§ TO DO:
1. Answer these questions about the jarsigner bug discussion, one per line:
(a) What exit code does jarsigner return with the -strict option?
(b) Who raised the bug?
(c) What exit code do both JDK 7 and JDK 8 return when the signature bits are altered?
2. Please continue the jarsigner bug discussion from where it stops.

ILW=MML=P4 Impact: medium. The jarsigner output is different, but because when a tampered signed jar is treated as unsigned it loses all privilege that a signed jar file can obtain. Thus an attacker cannot get benefit from doing this. When the signature is used to verify the authenticity, no signature should not be considered worse than a bad signature. Likelihood: medium. The jar and jarsigner tools always put the MANIFEST.MF and signature-related files at the beginning of a jar file, so this is not likely to happen for correctly-signed jars. Workaround: Low. With the -strict option jarsigner would exit with 16, which means "This jar contains unsigned entries which have not been integrity-checked."
17-01-2014

The "IS signed, but not properly" case already leads to different results. The jar described in this bug has an exit code change from JDK 7 to JDK 8, and there are other cases where both return 0 (wrong key usage) or 1 (signature bits altered). The current output for exit code 0 -- "jar is unsigned. (signatures missing or not parsable)" -- is hard to explain.
16-01-2014

Release team: We'd like to better understand the Maven use case before we decide what to do. In case this is something we have to fix we don't want to loose any time so please investigate what would be needed to fix this while we gather the details from Maven.
16-01-2014

This is a bug raised by Apache Maven. Rory is contacting them to see understand the impact on Maven.

§ DATA LISTING:
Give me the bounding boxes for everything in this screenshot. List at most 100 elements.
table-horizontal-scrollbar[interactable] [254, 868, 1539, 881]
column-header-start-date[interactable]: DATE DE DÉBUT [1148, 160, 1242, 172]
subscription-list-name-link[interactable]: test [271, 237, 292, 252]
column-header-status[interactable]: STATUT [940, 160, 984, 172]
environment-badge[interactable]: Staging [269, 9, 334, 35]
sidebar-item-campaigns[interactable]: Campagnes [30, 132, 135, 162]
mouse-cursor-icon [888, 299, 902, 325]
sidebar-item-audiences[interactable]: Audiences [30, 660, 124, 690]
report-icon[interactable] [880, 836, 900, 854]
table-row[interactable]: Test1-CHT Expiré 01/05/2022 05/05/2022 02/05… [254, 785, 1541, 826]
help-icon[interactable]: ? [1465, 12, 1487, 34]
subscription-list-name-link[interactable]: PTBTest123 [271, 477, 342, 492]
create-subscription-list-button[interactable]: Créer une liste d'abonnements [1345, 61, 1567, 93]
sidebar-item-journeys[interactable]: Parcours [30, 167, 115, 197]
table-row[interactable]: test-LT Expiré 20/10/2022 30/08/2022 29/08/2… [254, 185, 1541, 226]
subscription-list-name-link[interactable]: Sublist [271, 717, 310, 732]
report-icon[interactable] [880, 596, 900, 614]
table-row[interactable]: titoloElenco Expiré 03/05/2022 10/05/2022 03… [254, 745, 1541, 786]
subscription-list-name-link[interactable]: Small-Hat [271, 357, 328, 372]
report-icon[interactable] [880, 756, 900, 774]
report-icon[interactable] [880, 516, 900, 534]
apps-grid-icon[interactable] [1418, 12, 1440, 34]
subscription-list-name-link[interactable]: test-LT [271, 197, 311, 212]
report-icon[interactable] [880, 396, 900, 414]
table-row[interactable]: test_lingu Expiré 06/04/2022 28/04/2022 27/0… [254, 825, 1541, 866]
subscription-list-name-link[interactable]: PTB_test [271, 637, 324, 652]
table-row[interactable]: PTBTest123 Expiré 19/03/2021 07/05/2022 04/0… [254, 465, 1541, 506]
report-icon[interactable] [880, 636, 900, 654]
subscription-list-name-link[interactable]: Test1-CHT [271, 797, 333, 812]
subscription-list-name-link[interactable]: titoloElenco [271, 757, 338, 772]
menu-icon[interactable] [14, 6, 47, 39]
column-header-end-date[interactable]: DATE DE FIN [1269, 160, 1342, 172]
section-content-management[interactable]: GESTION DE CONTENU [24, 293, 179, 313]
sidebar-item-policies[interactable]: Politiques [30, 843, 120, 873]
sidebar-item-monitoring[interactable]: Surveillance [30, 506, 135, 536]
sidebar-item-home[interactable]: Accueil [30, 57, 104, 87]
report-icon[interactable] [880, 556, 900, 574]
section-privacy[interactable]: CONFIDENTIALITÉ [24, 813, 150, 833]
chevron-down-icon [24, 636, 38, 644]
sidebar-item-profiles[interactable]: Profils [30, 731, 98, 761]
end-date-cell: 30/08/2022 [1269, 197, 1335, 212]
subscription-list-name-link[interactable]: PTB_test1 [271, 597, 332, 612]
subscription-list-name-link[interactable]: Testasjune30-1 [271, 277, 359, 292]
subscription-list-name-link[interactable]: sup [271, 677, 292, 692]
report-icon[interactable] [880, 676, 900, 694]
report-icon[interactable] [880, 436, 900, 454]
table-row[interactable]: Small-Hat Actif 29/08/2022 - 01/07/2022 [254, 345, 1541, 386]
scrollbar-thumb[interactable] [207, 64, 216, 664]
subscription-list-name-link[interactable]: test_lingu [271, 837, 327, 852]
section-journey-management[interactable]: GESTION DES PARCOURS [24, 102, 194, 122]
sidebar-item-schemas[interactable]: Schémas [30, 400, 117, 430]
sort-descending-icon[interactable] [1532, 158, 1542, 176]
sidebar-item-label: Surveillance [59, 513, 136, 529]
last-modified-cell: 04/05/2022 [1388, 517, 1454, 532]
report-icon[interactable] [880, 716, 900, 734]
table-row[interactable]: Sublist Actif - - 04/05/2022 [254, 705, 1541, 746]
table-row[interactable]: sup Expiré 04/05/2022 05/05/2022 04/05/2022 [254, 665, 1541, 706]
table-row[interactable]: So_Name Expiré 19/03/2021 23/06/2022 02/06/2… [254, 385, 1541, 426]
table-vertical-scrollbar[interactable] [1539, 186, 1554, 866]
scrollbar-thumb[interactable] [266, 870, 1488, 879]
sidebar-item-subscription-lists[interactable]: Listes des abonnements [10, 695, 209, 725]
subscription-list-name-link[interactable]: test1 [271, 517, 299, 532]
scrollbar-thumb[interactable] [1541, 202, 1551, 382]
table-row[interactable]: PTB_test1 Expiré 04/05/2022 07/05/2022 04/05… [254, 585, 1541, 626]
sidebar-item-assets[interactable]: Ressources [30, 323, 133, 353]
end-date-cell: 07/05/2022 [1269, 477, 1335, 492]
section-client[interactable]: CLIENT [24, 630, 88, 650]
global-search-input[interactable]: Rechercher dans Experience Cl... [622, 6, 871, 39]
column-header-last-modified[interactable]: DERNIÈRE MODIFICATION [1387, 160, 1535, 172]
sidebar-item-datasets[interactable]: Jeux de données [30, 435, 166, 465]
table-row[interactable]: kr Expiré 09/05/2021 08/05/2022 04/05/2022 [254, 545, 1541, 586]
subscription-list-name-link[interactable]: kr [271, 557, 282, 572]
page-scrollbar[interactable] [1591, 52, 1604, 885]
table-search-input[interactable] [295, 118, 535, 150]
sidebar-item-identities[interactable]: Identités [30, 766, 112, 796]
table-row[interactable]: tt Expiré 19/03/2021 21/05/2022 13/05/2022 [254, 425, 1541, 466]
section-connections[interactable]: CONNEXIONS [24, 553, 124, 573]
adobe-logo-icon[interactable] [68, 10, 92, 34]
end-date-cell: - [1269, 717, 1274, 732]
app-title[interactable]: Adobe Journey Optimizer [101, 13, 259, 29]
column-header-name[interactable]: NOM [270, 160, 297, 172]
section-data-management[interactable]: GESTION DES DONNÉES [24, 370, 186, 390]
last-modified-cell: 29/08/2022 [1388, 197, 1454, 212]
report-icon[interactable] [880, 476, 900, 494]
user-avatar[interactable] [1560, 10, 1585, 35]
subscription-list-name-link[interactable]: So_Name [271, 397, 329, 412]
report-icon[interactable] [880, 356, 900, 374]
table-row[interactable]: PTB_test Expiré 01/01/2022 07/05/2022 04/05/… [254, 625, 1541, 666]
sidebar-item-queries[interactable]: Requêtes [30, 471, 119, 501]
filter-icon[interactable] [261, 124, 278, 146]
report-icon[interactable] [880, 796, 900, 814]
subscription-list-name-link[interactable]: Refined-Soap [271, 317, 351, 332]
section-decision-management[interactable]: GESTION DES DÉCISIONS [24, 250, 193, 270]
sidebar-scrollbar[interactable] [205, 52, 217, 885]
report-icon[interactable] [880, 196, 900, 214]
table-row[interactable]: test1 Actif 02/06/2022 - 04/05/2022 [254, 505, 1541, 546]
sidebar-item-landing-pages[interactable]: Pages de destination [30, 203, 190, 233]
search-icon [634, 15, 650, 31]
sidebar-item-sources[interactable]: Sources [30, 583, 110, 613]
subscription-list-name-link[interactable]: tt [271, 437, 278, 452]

§ EXERCISE ANSWERS:
1.
(a) 16
(b) Apache Maven
(c) 1

2.
16-01-2014

SQE approves this deferral because the bug doesn't qualify as P1.
16-01-2014

8-defer-request justification: The customer's jar file is treated as unsigned because they have adjusted the order of jar entries inside the file and the signature-related entries are moved to the end. This is a corner case due to Maven moving things around in the META-INF directory manually. Therefore I request for a deferral for JDK 8. From the beginning, the jar file has an “undocumented” assumption that the MANIFEST.MF file and signature-related files should appear at the beginning of the jar file (except for directory entries, say, META-INF/). The benefit is that we can validate an entry only when it's used without reading the whole file at the beginning. If those files are not placed at the beginning, depending on if we open the file as a JarFile or as a JarInputStream, a file can be treated sometimes as signed and sometimes not. In JDK 8, we have make the behavior consistent so that if these signature-related files appear after other normal files, they are not treated as signature-related anymore. This is why customer sees the file as unsigned. We have filed a doc bug to clarify this behavior (JDK-8031748). Returning an exit code of 0 is the current behavior for unsigned jar files but we are considering changing it to non-zero. A "signed" jar file could be treated as unsigned for various reasons, including unparseable signature, missing digest lines, jar entry reordering (as in this case), etc. It will be better to report this to user in a more visible way. It's unlikely a user using jarsigner to verify a plain unsigned jar file.